* [Exercise goal]: Pictures within the data are to be left out; everything else must be reproduced exactly.

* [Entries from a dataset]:
──────

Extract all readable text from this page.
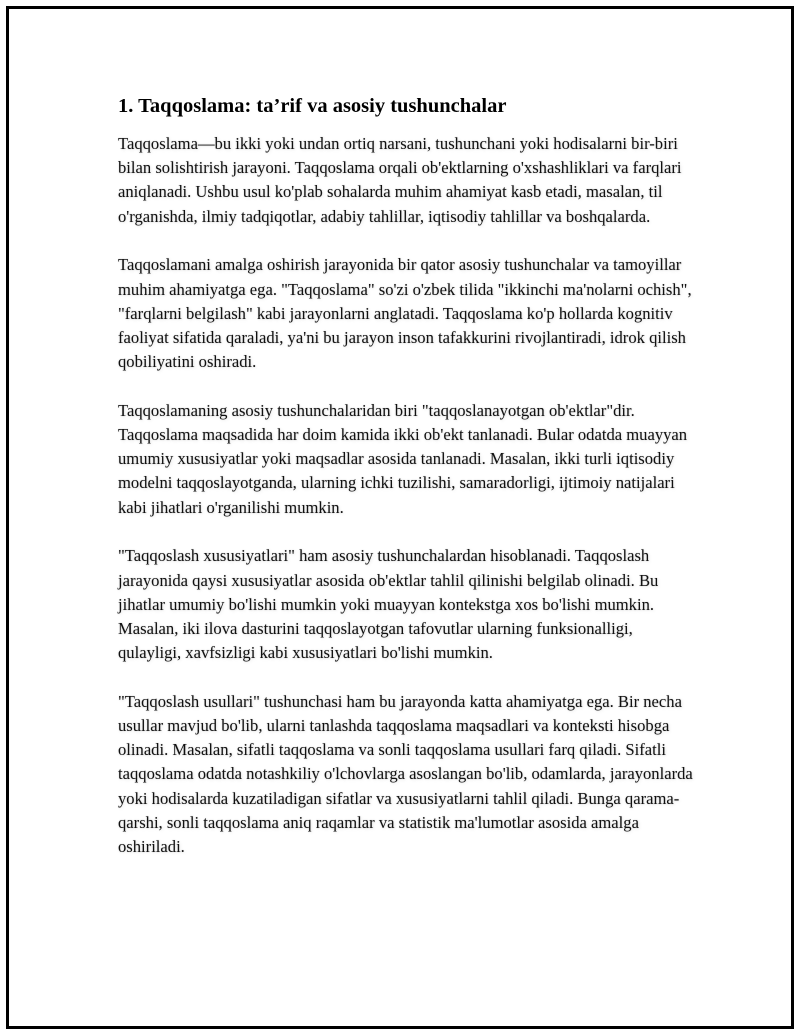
1. Taqqoslama: ta’rif va asosiy tushunchalar

Taqqoslama—bu ikki yoki undan ortiq narsani, tushunchani yoki hodisalarni bir-biri bilan solishtirish jarayoni. Taqqoslama orqali ob'ektlarning o'xshashliklari va farqlari aniqlanadi. Ushbu usul ko'plab sohalarda muhim ahamiyat kasb etadi, masalan, til o'rganishda, ilmiy tadqiqotlar, adabiy tahlillar, iqtisodiy tahlillar va boshqalarda.

Taqqoslamani amalga oshirish jarayonida bir qator asosiy tushunchalar va tamoyillar muhim ahamiyatga ega. "Taqqoslama" so'zi o'zbek tilida "ikkinchi ma'nolarni ochish", "farqlarni belgilash" kabi jarayonlarni anglatadi. Taqqoslama ko'p hollarda kognitiv faoliyat sifatida qaraladi, ya'ni bu jarayon inson tafakkurini rivojlantiradi, idrok qilish qobiliyatini oshiradi.

Taqqoslamaning asosiy tushunchalaridan biri "taqqoslanayotgan ob'ektlar"dir. Taqqoslama maqsadida har doim kamida ikki ob'ekt tanlanadi. Bular odatda muayyan umumiy xususiyatlar yoki maqsadlar asosida tanlanadi. Masalan, ikki turli iqtisodiy modelni taqqoslayotganda, ularning ichki tuzilishi, samaradorligi, ijtimoiy natijalari kabi jihatlari o'rganilishi mumkin.

"Taqqoslash xususiyatlari" ham asosiy tushunchalardan hisoblanadi. Taqqoslash jarayonida qaysi xususiyatlar asosida ob'ektlar tahlil qilinishi belgilab olinadi. Bu jihatlar umumiy bo'lishi mumkin yoki muayyan kontekstga xos bo'lishi mumkin. Masalan, iki ilova dasturini taqqoslayotgan tafovutlar ularning funksionalligi, qulayligi, xavfsizligi kabi xususiyatlari bo'lishi mumkin.

"Taqqoslash usullari" tushunchasi ham bu jarayonda katta ahamiyatga ega. Bir necha usullar mavjud bo'lib, ularni tanlashda taqqoslama maqsadlari va konteksti hisobga olinadi. Masalan, sifatli taqqoslama va sonli taqqoslama usullari farq qiladi. Sifatli taqqoslama odatda notashkiliy o'lchovlarga asoslangan bo'lib, odamlarda, jarayonlarda yoki hodisalarda kuzatiladigan sifatlar va xususiyatlarni tahlil qiladi. Bunga qarama-qarshi, sonli taqqoslama aniq raqamlar va statistik ma'lumotlar asosida amalga oshiriladi.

──────

* [In response]:
Extract all readable text from this page.
1. Taqqoslama: ta’rif va asosiy tushunchalar

Taqqoslama—bu ikki yoki undan ortiq narsani, tushunchani yoki hodisalarni bir-biri bilan solishtirish jarayoni. Taqqoslama orqali ob'ektlarning o'xshashliklari va farqlari aniqlanadi. Ushbu usul ko'plab sohalarda muhim ahamiyat kasb etadi, masalan, til o'rganishda, ilmiy tadqiqotlar, adabiy tahlillar, iqtisodiy tahlillar va boshqalarda.

Taqqoslamani amalga oshirish jarayonida bir qator asosiy tushunchalar va tamoyillar muhim ahamiyatga ega. "Taqqoslama" so'zi o'zbek tilida "ikkinchi ma'nolarni ochish", "farqlarni belgilash" kabi jarayonlarni anglatadi. Taqqoslama ko'p hollarda kognitiv faoliyat sifatida qaraladi, ya'ni bu jarayon inson tafakkurini rivojlantiradi, idrok qilish qobiliyatini oshiradi.

Taqqoslamaning asosiy tushunchalaridan biri "taqqoslanayotgan ob'ektlar"dir. Taqqoslama maqsadida har doim kamida ikki ob'ekt tanlanadi. Bular odatda muayyan umumiy xususiyatlar yoki maqsadlar asosida tanlanadi. Masalan, ikki turli iqtisodiy modelni taqqoslayotganda, ularning ichki tuzilishi, samaradorligi, ijtimoiy natijalari kabi jihatlari o'rganilishi mumkin.

"Taqqoslash xususiyatlari" ham asosiy tushunchalardan hisoblanadi. Taqqoslash jarayonida qaysi xususiyatlar asosida ob'ektlar tahlil qilinishi belgilab olinadi. Bu jihatlar umumiy bo'lishi mumkin yoki muayyan kontekstga xos bo'lishi mumkin. Masalan, iki ilova dasturini taqqoslayotgan tafovutlar ularning funksionalligi, qulayligi, xavfsizligi kabi xususiyatlari bo'lishi mumkin.

"Taqqoslash usullari" tushunchasi ham bu jarayonda katta ahamiyatga ega. Bir necha usullar mavjud bo'lib, ularni tanlashda taqqoslama maqsadlari va konteksti hisobga olinadi. Masalan, sifatli taqqoslama va sonli taqqoslama usullari farq qiladi. Sifatli taqqoslama odatda notashkiliy o'lchovlarga asoslangan bo'lib, odamlarda, jarayonlarda yoki hodisalarda kuzatiladigan sifatlar va xususiyatlarni tahlil qiladi. Bunga qarama-qarshi, sonli taqqoslama aniq raqamlar va statistik ma'lumotlar asosida amalga oshiriladi.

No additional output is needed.